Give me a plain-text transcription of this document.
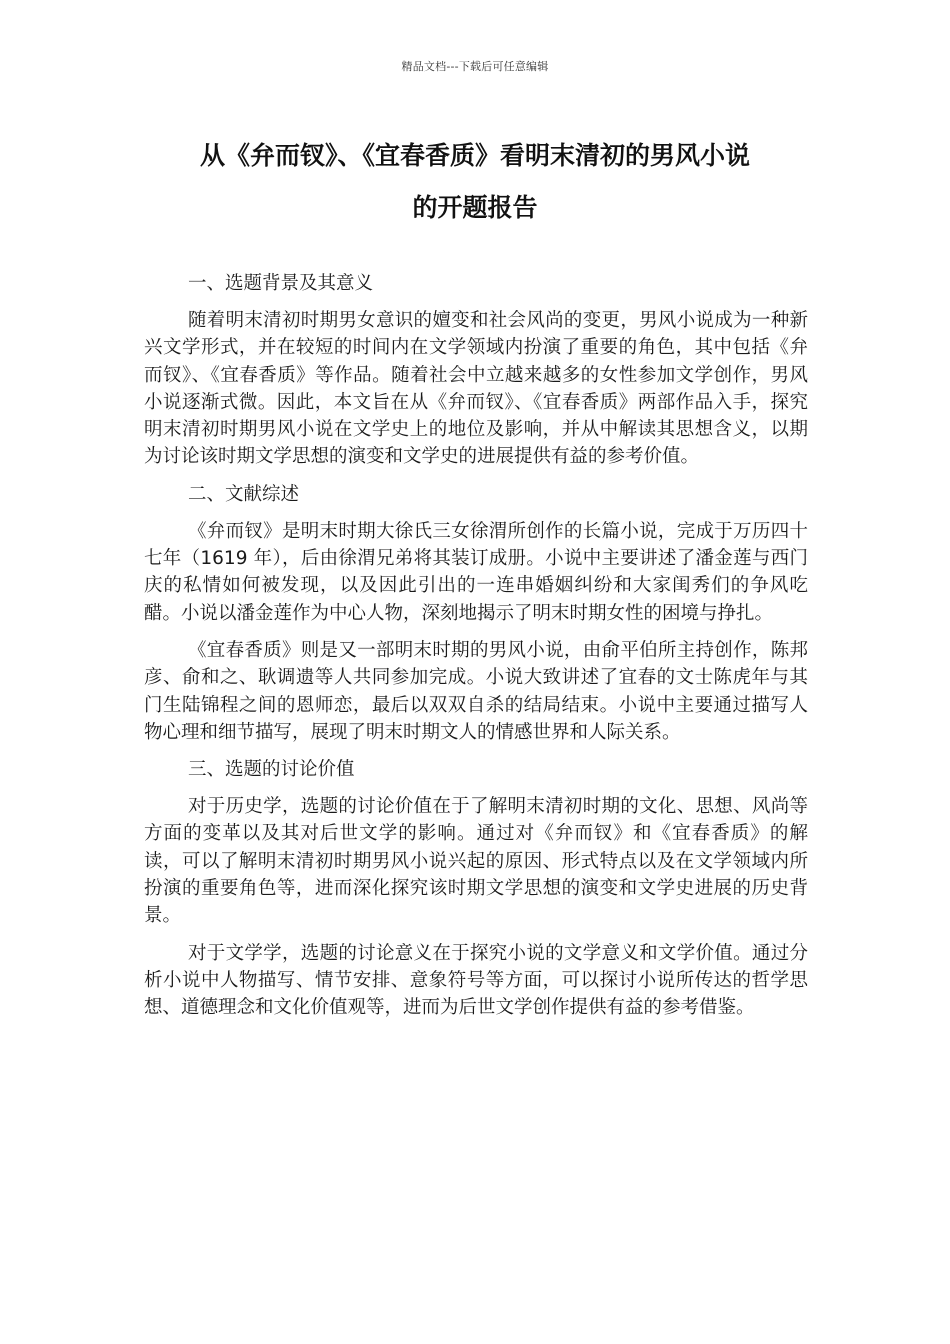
精品文档---下载后可任意编辑
从《弁而钗》、《宜春香质》看明末清初的男风小说
的开题报告

一、选题背景及其意义

随着明末清初时期男女意识的嬗变和社会风尚的变更，男风小说成为一种新兴文学形式，并在较短的时间内在文学领域内扮演了重要的角色，其中包括《弁而钗》、《宜春香质》等作品。随着社会中立越来越多的女性参加文学创作，男风小说逐渐式微。因此，本文旨在从《弁而钗》、《宜春香质》两部作品入手，探究明末清初时期男风小说在文学史上的地位及影响，并从中解读其思想含义，以期为讨论该时期文学思想的演变和文学史的进展提供有益的参考价值。

二、文献综述

《弁而钗》是明末时期大徐氏三女徐渭所创作的长篇小说，完成于万历四十七年（1619 年），后由徐渭兄弟将其装订成册。小说中主要讲述了潘金莲与西门庆的私情如何被发现，以及因此引出的一连串婚姻纠纷和大家闺秀们的争风吃醋。小说以潘金莲作为中心人物，深刻地揭示了明末时期女性的困境与挣扎。

《宜春香质》则是又一部明末时期的男风小说，由俞平伯所主持创作，陈邦彦、俞和之、耿调遗等人共同参加完成。小说大致讲述了宜春的文士陈虎年与其门生陆锦程之间的恩师恋，最后以双双自杀的结局结束。小说中主要通过描写人物心理和细节描写，展现了明末时期文人的情感世界和人际关系。

三、选题的讨论价值

对于历史学，选题的讨论价值在于了解明末清初时期的文化、思想、风尚等方面的变革以及其对后世文学的影响。通过对《弁而钗》和《宜春香质》的解读，可以了解明末清初时期男风小说兴起的原因、形式特点以及在文学领域内所扮演的重要角色等，进而深化探究该时期文学思想的演变和文学史进展的历史背景。

对于文学学，选题的讨论意义在于探究小说的文学意义和文学价值。通过分析小说中人物描写、情节安排、意象符号等方面，可以探讨小说所传达的哲学思想、道德理念和文化价值观等，进而为后世文学创作提供有益的参考借鉴。
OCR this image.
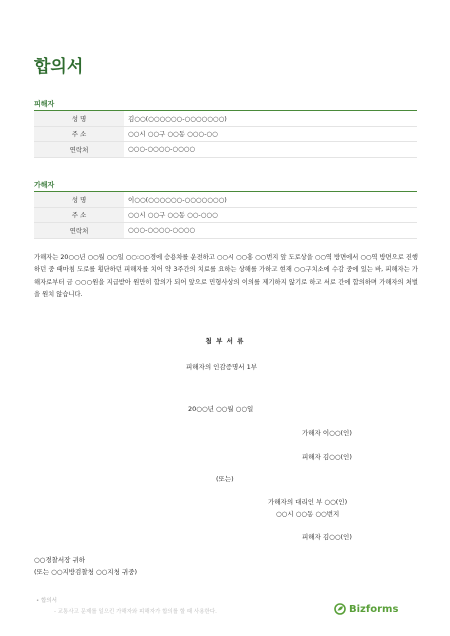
합의서
피해자
성 명	김○○(○○○○○○-○○○○○○○)
주 소	○○시 ○○구 ○○동 ○○○-○○
연락처	○○○-○○○○-○○○○
가해자
성 명	이○○(○○○○○○-○○○○○○○)
주 소	○○시 ○○구 ○○동 ○○-○○○
연락처	○○○-○○○○-○○○○

가해자는 20○○년 ○○월 ○○일 ○○:○○경에 승용차를 운전하고 ○○시 ○○홍 ○○번지 앞 도로상을 ○○역 방면에서 ○○역 방면으로 진행하던 중 때마침 도로를 횡단하던 피해자를 치어 약 3주간의 치료를 요하는 상해를 가하고 현재 ○○구치소에 수감 중에 있는 바, 피해자는 가해자로부터 금 ○○○원을 지급받아 원만히 합의가 되어 앞으로 민형사상의 이의를 제기하지 않기로 하고 서로 간에 합의하며 가해자의 처벌을 원치 않습니다.

첨 부 서 류
피해자의 인감증명서 1부
20○○년 ○○월 ○○일
가해자 이○○(인)
피해자 김○○(인)
(또는)
가해자의 대리인 부 ○○(인)
○○시 ○○동 ○○번지
피해자 김○○(인)
○○경찰서장 귀하
(또는 ○○지방검찰청 ○○지청 귀중)
• 합의서
- 교통사고 문제를 일으킨 가해자와 피해자가 합의를 할 때 사용한다.	Bizforms
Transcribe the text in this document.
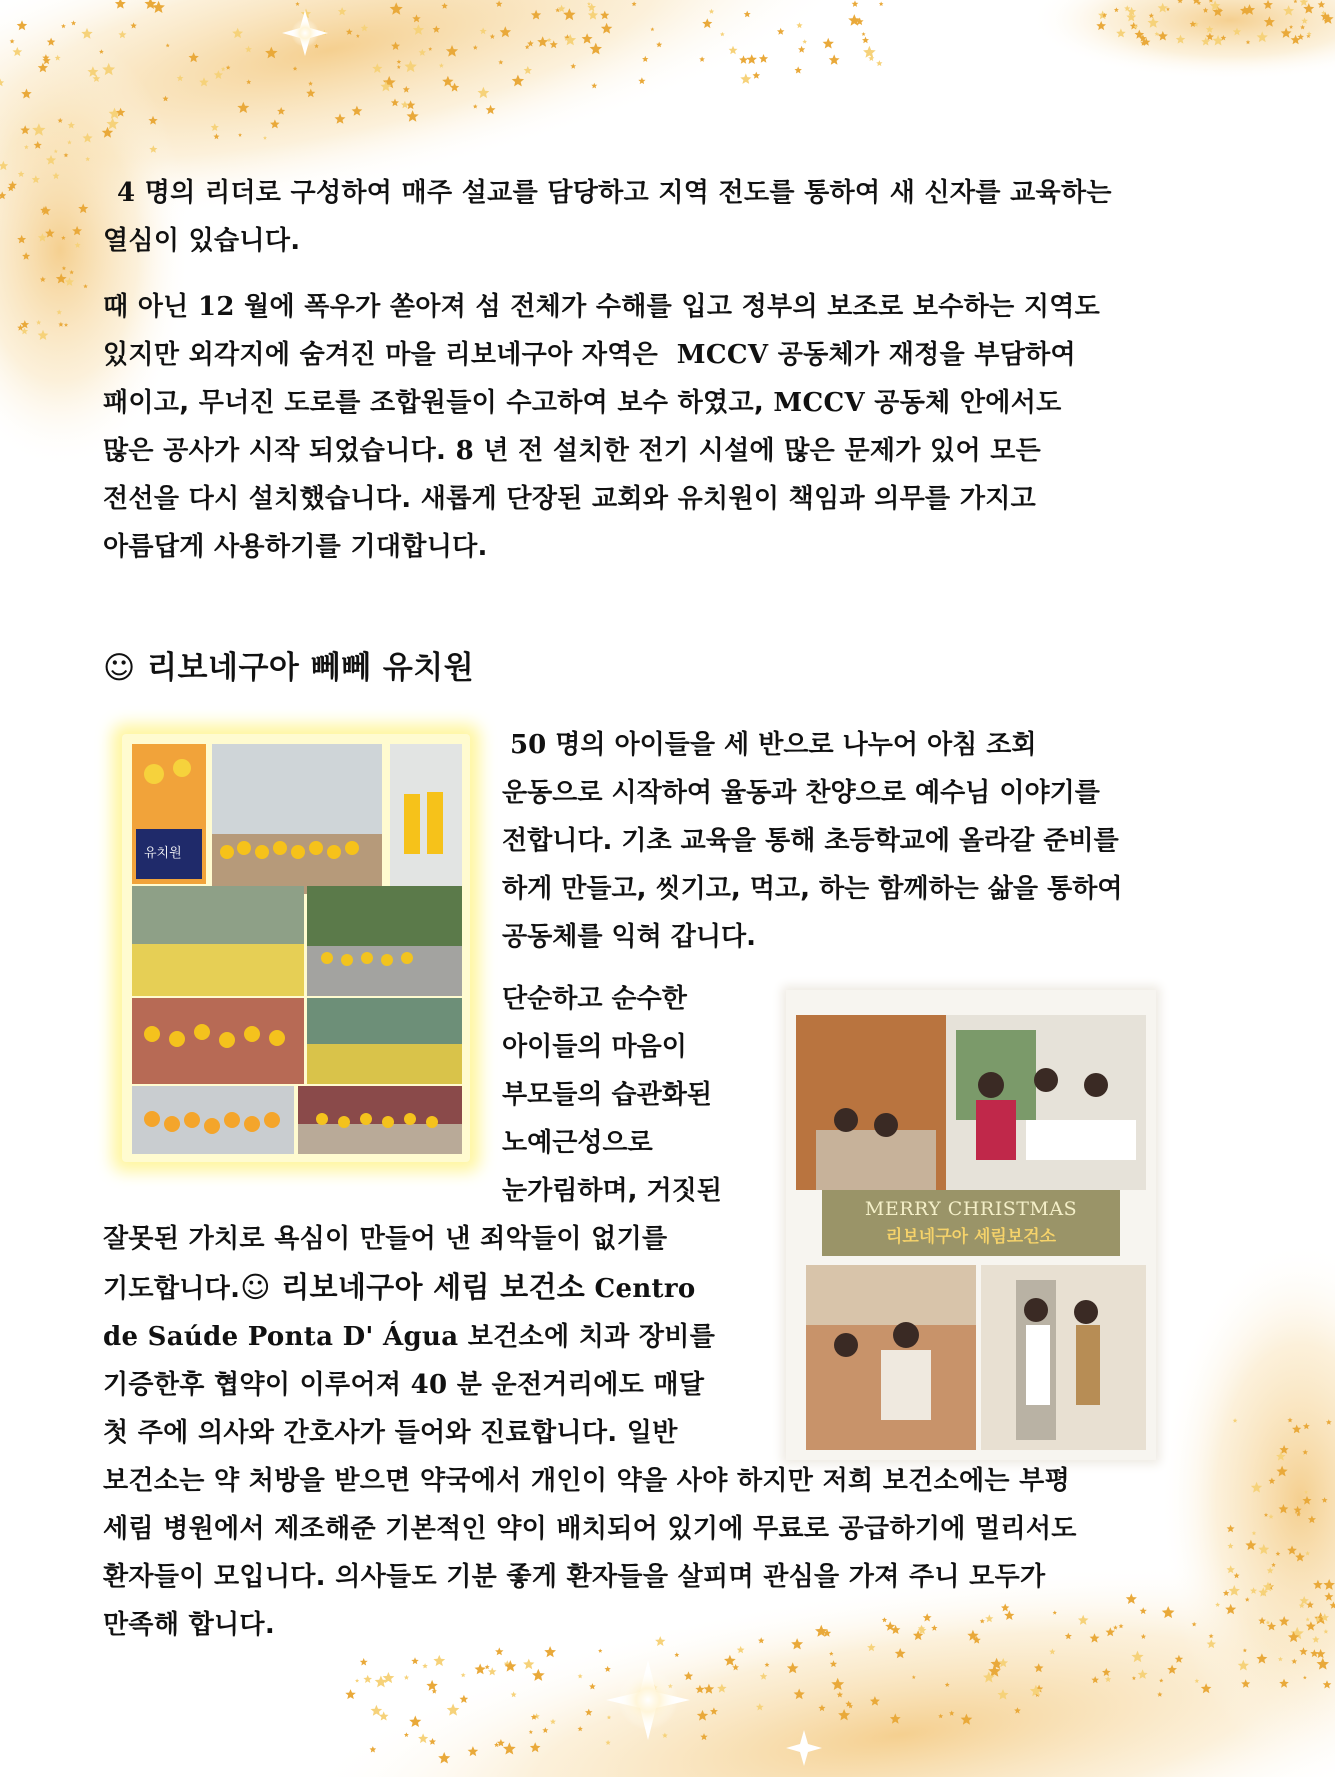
4 명의 리더로 구성하여 매주 설교를 담당하고 지역 전도를 통하여 새 신자를 교육하는
열심이 있습니다.
때 아닌 12 월에 폭우가 쏟아져 섬 전체가 수해를 입고 정부의 보조로 보수하는 지역도
있지만 외각지에 숨겨진 마을 리보네구아 자역은  MCCV 공동체가 재정을 부담하여
패이고, 무너진 도로를 조합원들이 수고하여 보수 하였고, MCCV 공동체 안에서도
많은 공사가 시작 되었습니다. 8 년 전 설치한 전기 시설에 많은 문제가 있어 모든
전선을 다시 설치했습니다. 새롭게 단장된 교회와 유치원이 책임과 의무를 가지고
아름답게 사용하기를 기대합니다.
☺ 리보네구아 뻬뻬 유치원
유치원
50 명의 아이들을 세 반으로 나누어 아침 조회
운동으로 시작하여 율동과 찬양으로 예수님 이야기를
전합니다. 기초 교육을 통해 초등학교에 올라갈 준비를
하게 만들고, 씻기고, 먹고, 하는 함께하는 삶을 통하여
공동체를 익혀 갑니다.
단순하고 순수한
아이들의 마음이
부모들의 습관화된
노예근성으로
눈가림하며, 거짓된
MERRY CHRISTMAS
리보네구아 세림보건소
잘못된 가치로 욕심이 만들어 낸 죄악들이 없기를
기도합니다.☺ 리보네구아 세림 보건소 Centro
de Saúde Ponta D' Água 보건소에 치과 장비를
기증한후 협약이 이루어져 40 분 운전거리에도 매달
첫 주에 의사와 간호사가 들어와 진료합니다. 일반
보건소는 약 처방을 받으면 약국에서 개인이 약을 사야 하지만 저희 보건소에는 부평
세림 병원에서 제조해준 기본적인 약이 배치되어 있기에 무료로 공급하기에 멀리서도
환자들이 모입니다. 의사들도 기분 좋게 환자들을 살피며 관심을 가져 주니 모두가
만족해 합니다.
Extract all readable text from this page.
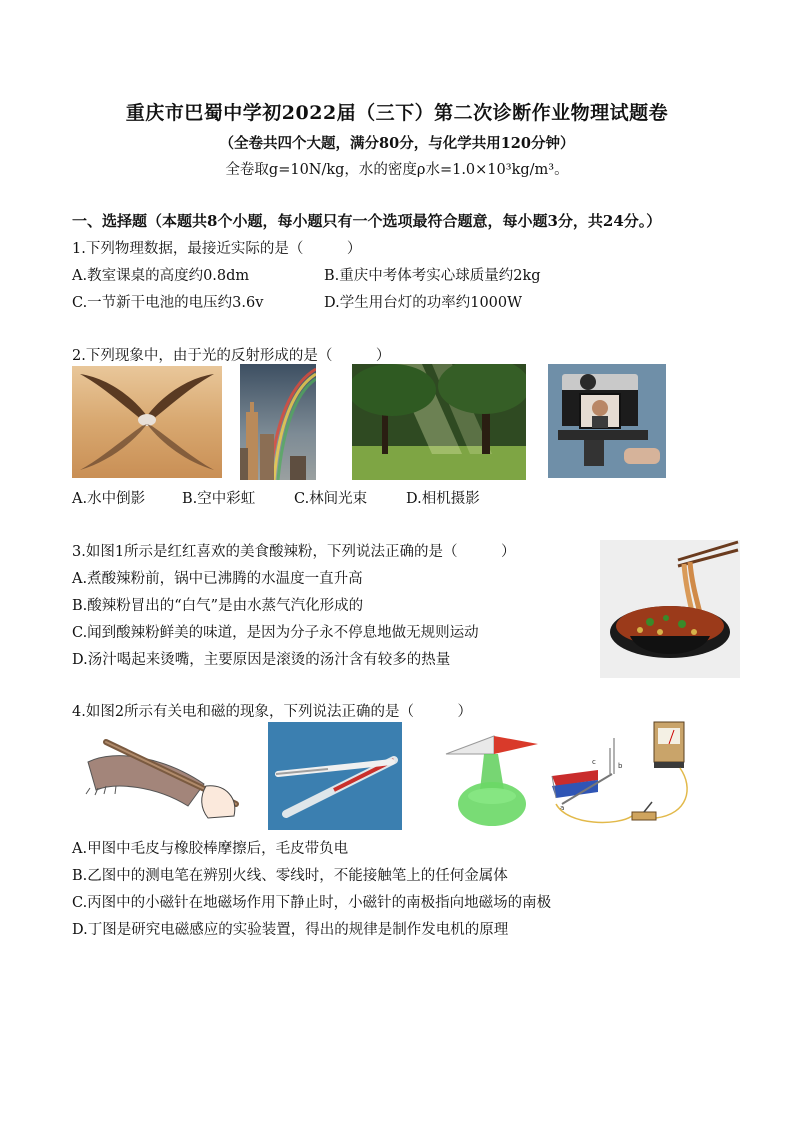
重庆市巴蜀中学初2022届（三下）第二次诊断作业物理试题卷
（全卷共四个大题，满分80分，与化学共用120分钟）
全卷取g=10N/kg，水的密度ρ水=1.0×10³kg/m³。
一、选择题（本题共8个小题，每小题只有一个选项最符合题意，每小题3分，共24分。）
1.下列物理数据，最接近实际的是（　　　）
A.教室课桌的高度约0.8dm	B.重庆中考体考实心球质量约2kg
C.一节新干电池的电压约3.6v	D.学生用台灯的功率约1000W
2.下列现象中，由于光的反射形成的是（　　　）
A.水中倒影	B.空中彩虹	C.林间光束	D.相机摄影
3.如图1所示是红红喜欢的美食酸辣粉，下列说法正确的是（　　　）
A.煮酸辣粉前，锅中已沸腾的水温度一直升高
B.酸辣粉冒出的“白气”是由水蒸气汽化形成的
C.闻到酸辣粉鲜美的味道，是因为分子永不停息地做无规则运动
D.汤汁喝起来烫嘴，主要原因是滚烫的汤汁含有较多的热量
4.如图2所示有关电和磁的现象，下列说法正确的是（　　　）
a
b
c
A.甲图中毛皮与橡胶棒摩擦后，毛皮带负电
B.乙图中的测电笔在辨别火线、零线时，不能接触笔上的任何金属体
C.丙图中的小磁针在地磁场作用下静止时，小磁针的南极指向地磁场的南极
D.丁图是研究电磁感应的实验装置，得出的规律是制作发电机的原理
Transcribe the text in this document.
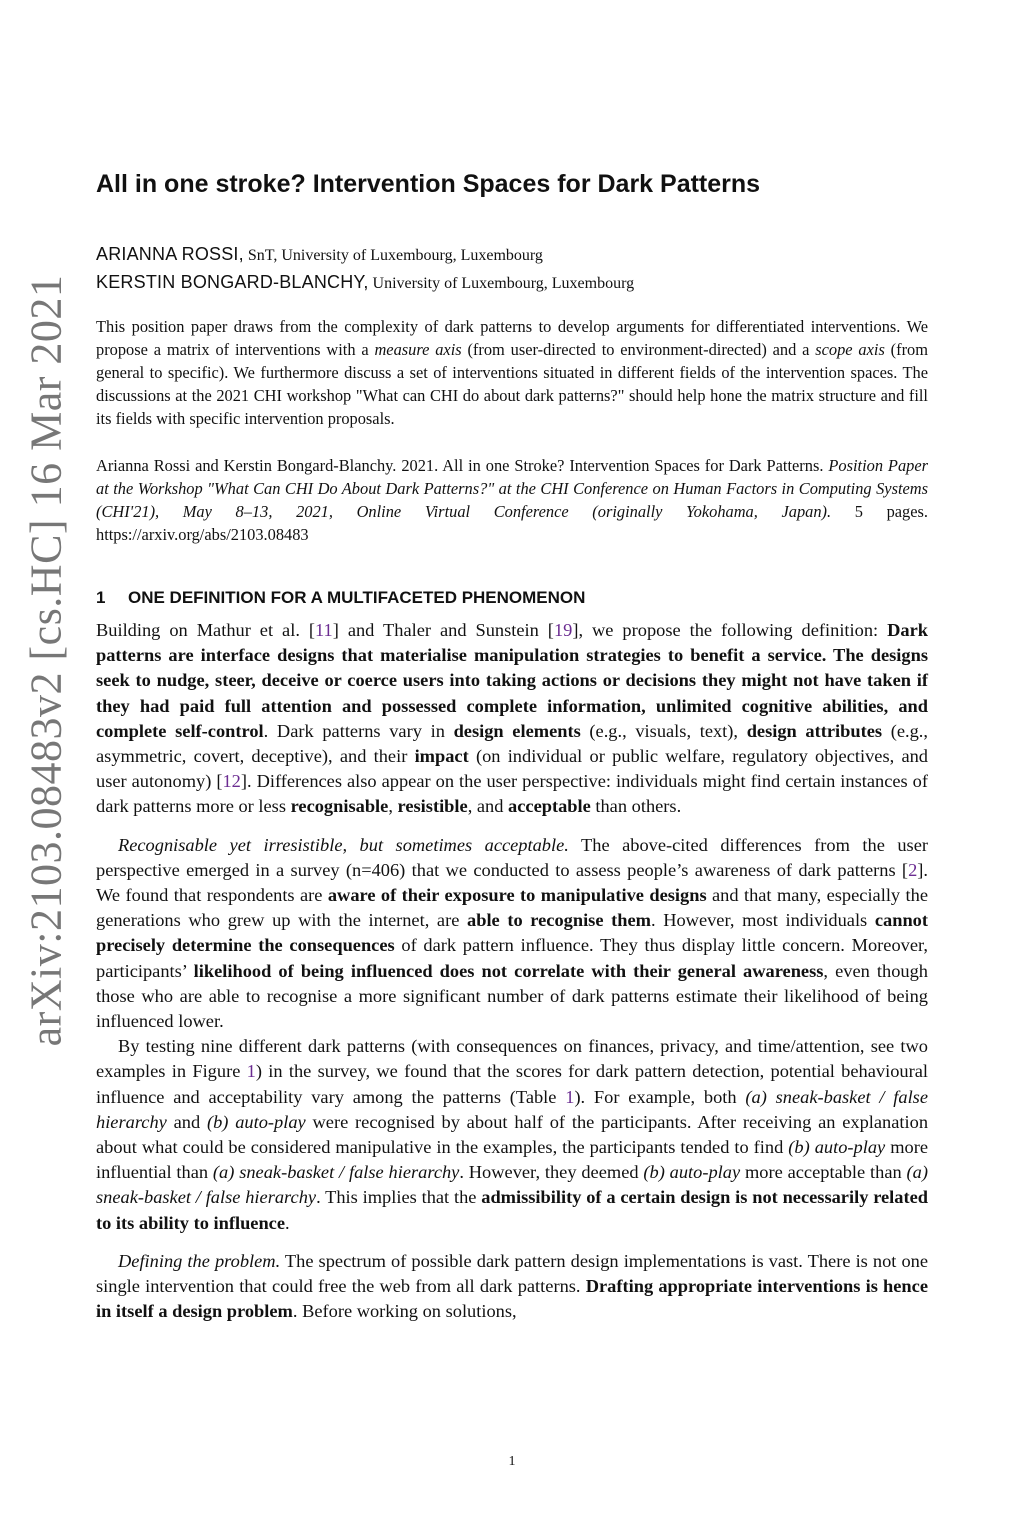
arXiv:2103.08483v2 [cs.HC] 16 Mar 2021
All in one stroke? Intervention Spaces for Dark Patterns
ARIANNA ROSSI, SnT, University of Luxembourg, Luxembourg
KERSTIN BONGARD-BLANCHY, University of Luxembourg, Luxembourg

This position paper draws from the complexity of dark patterns to develop arguments for differentiated interventions. We propose a matrix of interventions with a measure axis (from user-directed to environment-directed) and a scope axis (from general to specific). We furthermore discuss a set of interventions situated in different fields of the intervention spaces. The discussions at the 2021 CHI workshop "What can CHI do about dark patterns?" should help hone the matrix structure and fill its fields with specific intervention proposals.

Arianna Rossi and Kerstin Bongard-Blanchy. 2021. All in one Stroke? Intervention Spaces for Dark Patterns. Position Paper at the Workshop "What Can CHI Do About Dark Patterns?" at the CHI Conference on Human Factors in Computing Systems (CHI'21), May 8–13, 2021, Online Virtual Conference (originally Yokohama, Japan). 5 pages. https://arxiv.org/abs/2103.08483

1 ONE DEFINITION FOR A MULTIFACETED PHENOMENON

Building on Mathur et al. [11] and Thaler and Sunstein [19], we propose the following definition: Dark patterns are interface designs that materialise manipulation strategies to benefit a service. The designs seek to nudge, steer, deceive or coerce users into taking actions or decisions they might not have taken if they had paid full attention and possessed complete information, unlimited cognitive abilities, and complete self-control. Dark patterns vary in design elements (e.g., visuals, text), design attributes (e.g., asymmetric, covert, deceptive), and their impact (on individual or public welfare, regulatory objectives, and user autonomy) [12]. Differences also appear on the user perspective: individuals might find certain instances of dark patterns more or less recognisable, resistible, and acceptable than others.

Recognisable yet irresistible, but sometimes acceptable. The above-cited differences from the user perspective emerged in a survey (n=406) that we conducted to assess people’s awareness of dark patterns [2]. We found that respondents are aware of their exposure to manipulative designs and that many, especially the generations who grew up with the internet, are able to recognise them. However, most individuals cannot precisely determine the consequences of dark pattern influence. They thus display little concern. Moreover, participants’ likelihood of being influenced does not correlate with their general awareness, even though those who are able to recognise a more significant number of dark patterns estimate their likelihood of being influenced lower.

By testing nine different dark patterns (with consequences on finances, privacy, and time/attention, see two examples in Figure 1) in the survey, we found that the scores for dark pattern detection, potential behavioural influence and acceptability vary among the patterns (Table 1). For example, both (a) sneak-basket / false hierarchy and (b) auto-play were recognised by about half of the participants. After receiving an explanation about what could be considered manipulative in the examples, the participants tended to find (b) auto-play more influential than (a) sneak-basket / false hierarchy. However, they deemed (b) auto-play more acceptable than (a) sneak-basket / false hierarchy. This implies that the admissibility of a certain design is not necessarily related to its ability to influence.

Defining the problem. The spectrum of possible dark pattern design implementations is vast. There is not one single intervention that could free the web from all dark patterns. Drafting appropriate interventions is hence in itself a design problem. Before working on solutions,

1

───

:: Instruction ::
Copy, from the material, each line that holds the string "下列说法正确的是".

:: Output of the exercise ::
3.如图1所示是红红喜欢的美食酸辣粉，下列说法正确的是（　　　）
4.如图2所示有关电和磁的现象，下列说法正确的是（　　　）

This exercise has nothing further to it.